## TASK BRIEF
Extract every record, keeping each one exactly as it is.

►

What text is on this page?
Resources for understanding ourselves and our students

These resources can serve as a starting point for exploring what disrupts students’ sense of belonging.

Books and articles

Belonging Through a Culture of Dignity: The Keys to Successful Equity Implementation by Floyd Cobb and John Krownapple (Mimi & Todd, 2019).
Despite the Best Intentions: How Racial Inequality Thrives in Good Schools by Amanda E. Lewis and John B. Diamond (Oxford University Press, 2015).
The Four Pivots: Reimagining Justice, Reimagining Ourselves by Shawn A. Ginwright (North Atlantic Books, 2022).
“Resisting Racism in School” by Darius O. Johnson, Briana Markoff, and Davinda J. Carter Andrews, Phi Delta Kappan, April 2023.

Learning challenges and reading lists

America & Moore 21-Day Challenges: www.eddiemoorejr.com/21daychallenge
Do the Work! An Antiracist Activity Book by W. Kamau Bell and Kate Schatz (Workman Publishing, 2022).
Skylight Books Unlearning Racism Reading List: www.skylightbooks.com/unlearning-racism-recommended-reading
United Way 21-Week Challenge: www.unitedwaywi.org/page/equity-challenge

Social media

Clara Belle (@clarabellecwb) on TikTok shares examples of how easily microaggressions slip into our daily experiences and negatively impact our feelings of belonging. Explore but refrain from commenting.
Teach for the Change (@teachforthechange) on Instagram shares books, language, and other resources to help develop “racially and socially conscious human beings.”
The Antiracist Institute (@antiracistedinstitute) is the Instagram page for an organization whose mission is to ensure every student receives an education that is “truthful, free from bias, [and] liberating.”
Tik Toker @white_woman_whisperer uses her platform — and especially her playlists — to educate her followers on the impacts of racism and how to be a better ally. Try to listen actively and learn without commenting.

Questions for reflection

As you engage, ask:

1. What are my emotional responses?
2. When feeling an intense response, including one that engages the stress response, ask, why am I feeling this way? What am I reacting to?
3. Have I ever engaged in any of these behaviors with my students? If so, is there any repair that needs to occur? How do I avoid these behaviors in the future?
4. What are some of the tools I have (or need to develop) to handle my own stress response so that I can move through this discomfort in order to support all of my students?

◄

## RESPONSE
What text is on this page?
Resources for understanding ourselves and our students

These resources can serve as a starting point for exploring what disrupts students’ sense of belonging.

Books and articles

Belonging Through a Culture of Dignity: The Keys to Successful Equity Implementation by Floyd Cobb and John Krownapple (Mimi & Todd, 2019).
Despite the Best Intentions: How Racial Inequality Thrives in Good Schools by Amanda E. Lewis and John B. Diamond (Oxford University Press, 2015).
The Four Pivots: Reimagining Justice, Reimagining Ourselves by Shawn A. Ginwright (North Atlantic Books, 2022).
“Resisting Racism in School” by Darius O. Johnson, Briana Markoff, and Davinda J. Carter Andrews, Phi Delta Kappan, April 2023.

Learning challenges and reading lists

America & Moore 21-Day Challenges: www.eddiemoorejr.com/21daychallenge
Do the Work! An Antiracist Activity Book by W. Kamau Bell and Kate Schatz (Workman Publishing, 2022).
Skylight Books Unlearning Racism Reading List: www.skylightbooks.com/unlearning-racism-recommended-reading
United Way 21-Week Challenge: www.unitedwaywi.org/page/equity-challenge

Social media

Clara Belle (@clarabellecwb) on TikTok shares examples of how easily microaggressions slip into our daily experiences and negatively impact our feelings of belonging. Explore but refrain from commenting.
Teach for the Change (@teachforthechange) on Instagram shares books, language, and other resources to help develop “racially and socially conscious human beings.”
The Antiracist Institute (@antiracistedinstitute) is the Instagram page for an organization whose mission is to ensure every student receives an education that is “truthful, free from bias, [and] liberating.”
Tik Toker @white_woman_whisperer uses her platform — and especially her playlists — to educate her followers on the impacts of racism and how to be a better ally. Try to listen actively and learn without commenting.

Questions for reflection

As you engage, ask:

1. What are my emotional responses?
2. When feeling an intense response, including one that engages the stress response, ask, why am I feeling this way? What am I reacting to?
3. Have I ever engaged in any of these behaviors with my students? If so, is there any repair that needs to occur? How do I avoid these behaviors in the future?
4. What are some of the tools I have (or need to develop) to handle my own stress response so that I can move through this discomfort in order to support all of my students?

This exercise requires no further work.